Collected data entries:
---*---

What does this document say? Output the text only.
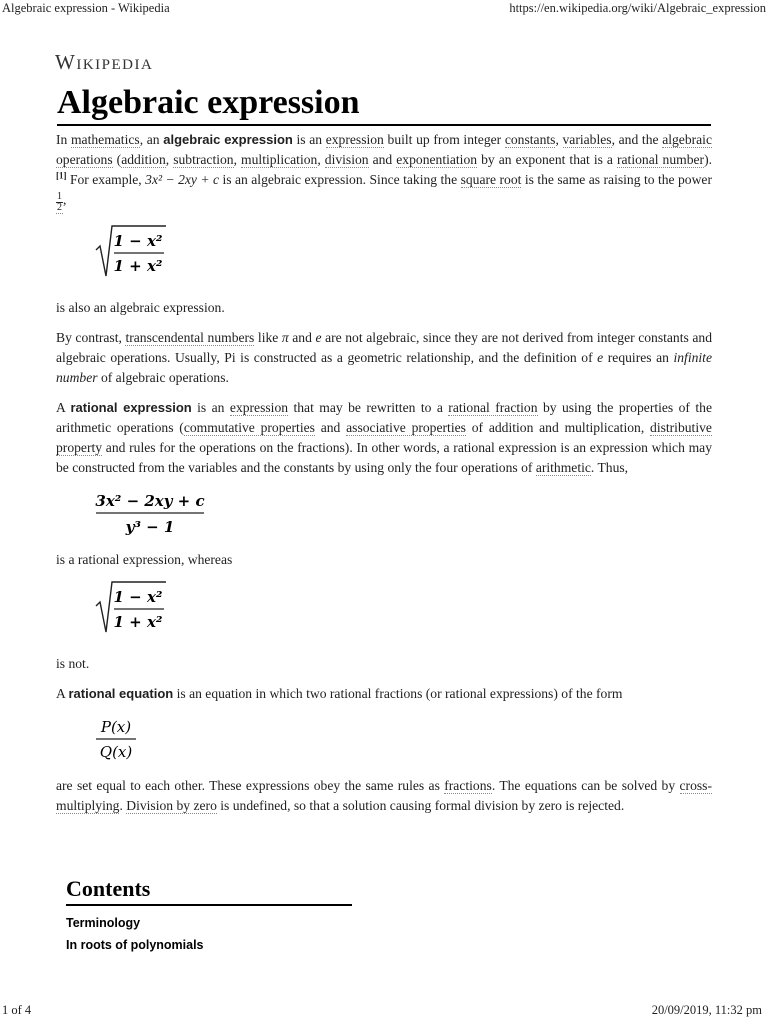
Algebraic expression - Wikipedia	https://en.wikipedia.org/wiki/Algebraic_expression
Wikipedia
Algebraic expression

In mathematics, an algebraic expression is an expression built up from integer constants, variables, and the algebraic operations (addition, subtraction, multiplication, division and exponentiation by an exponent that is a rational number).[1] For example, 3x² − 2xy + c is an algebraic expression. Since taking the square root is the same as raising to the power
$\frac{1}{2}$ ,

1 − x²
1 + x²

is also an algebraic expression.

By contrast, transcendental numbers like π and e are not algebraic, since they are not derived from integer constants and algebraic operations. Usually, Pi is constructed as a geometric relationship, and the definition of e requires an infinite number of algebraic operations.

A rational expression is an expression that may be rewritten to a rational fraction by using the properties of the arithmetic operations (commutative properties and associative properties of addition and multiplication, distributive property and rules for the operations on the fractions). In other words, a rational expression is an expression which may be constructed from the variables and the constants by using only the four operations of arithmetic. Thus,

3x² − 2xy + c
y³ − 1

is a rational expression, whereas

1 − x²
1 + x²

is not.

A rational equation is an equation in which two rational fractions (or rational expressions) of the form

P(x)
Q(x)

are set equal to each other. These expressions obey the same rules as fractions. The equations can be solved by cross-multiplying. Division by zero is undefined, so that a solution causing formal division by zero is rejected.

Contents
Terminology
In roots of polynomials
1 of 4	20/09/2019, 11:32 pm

---*---

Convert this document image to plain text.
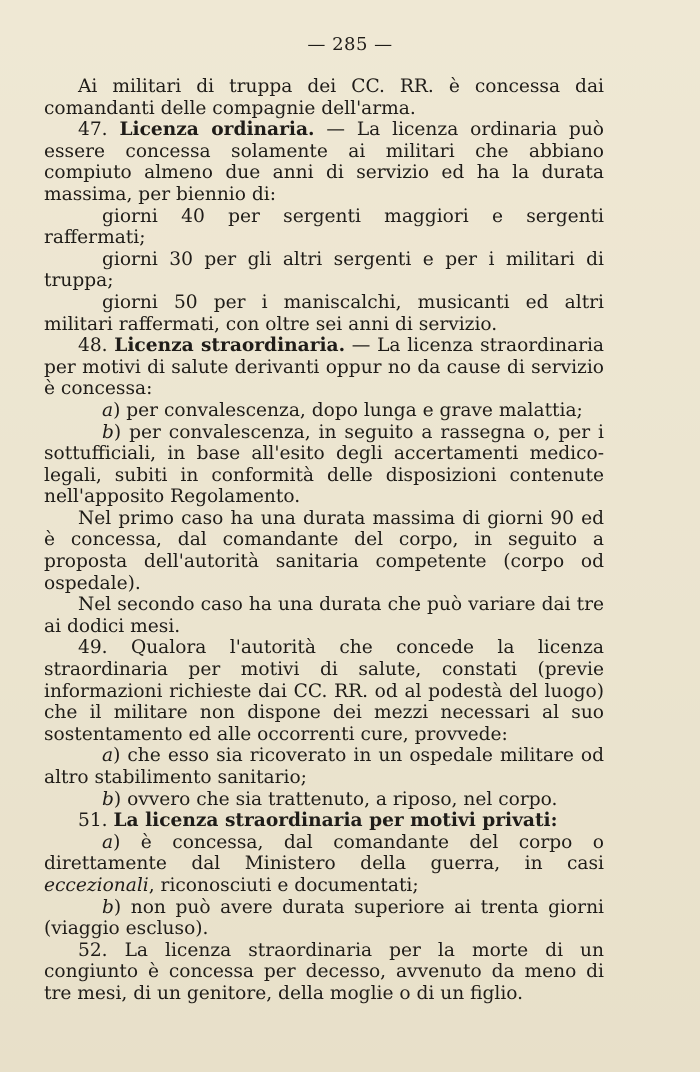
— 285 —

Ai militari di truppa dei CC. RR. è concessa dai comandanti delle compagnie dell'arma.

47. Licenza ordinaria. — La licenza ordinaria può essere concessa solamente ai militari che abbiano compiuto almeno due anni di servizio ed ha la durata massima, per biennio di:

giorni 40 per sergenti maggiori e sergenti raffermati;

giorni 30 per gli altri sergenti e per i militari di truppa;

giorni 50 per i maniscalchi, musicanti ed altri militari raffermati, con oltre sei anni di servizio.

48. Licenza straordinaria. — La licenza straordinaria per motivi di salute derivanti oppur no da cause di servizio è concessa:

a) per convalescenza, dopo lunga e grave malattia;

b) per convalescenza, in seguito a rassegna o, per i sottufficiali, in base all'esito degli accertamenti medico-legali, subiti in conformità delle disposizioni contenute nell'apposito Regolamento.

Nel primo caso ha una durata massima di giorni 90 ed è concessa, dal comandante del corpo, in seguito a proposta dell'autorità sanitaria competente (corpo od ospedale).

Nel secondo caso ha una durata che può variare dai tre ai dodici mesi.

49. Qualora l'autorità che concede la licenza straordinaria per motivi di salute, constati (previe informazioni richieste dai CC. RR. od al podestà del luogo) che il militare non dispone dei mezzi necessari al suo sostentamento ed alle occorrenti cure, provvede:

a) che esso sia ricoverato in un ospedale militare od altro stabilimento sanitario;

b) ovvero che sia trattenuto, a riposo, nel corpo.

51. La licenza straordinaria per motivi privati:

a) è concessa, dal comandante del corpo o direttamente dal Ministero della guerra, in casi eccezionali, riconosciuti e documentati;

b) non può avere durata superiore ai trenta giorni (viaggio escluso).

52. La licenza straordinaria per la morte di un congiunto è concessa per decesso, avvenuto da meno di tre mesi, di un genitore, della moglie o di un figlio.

---*---

Set exercise: All lines above containing the string "that" are to be collected.

Answer to this exercise:
In mathematics, an algebraic expression is an expression built up from integer constants, variables, and the algebraic operations (addition, subtraction, multiplication, division and exponentiation by an exponent that is a rational number).[1] For example, 3x² − 2xy + c is an algebraic expression. Since taking the square root is the same as raising to the power
A rational expression is an expression that may be rewritten to a rational fraction by using the properties of the arithmetic operations (commutative properties and associative properties of addition and multiplication, distributive property and rules for the operations on the fractions). In other words, a rational expression is an expression which may be constructed from the variables and the constants by using only the four operations of arithmetic. Thus,
are set equal to each other. These expressions obey the same rules as fractions. The equations can be solved by cross-multiplying. Division by zero is undefined, so that a solution causing formal division by zero is rejected.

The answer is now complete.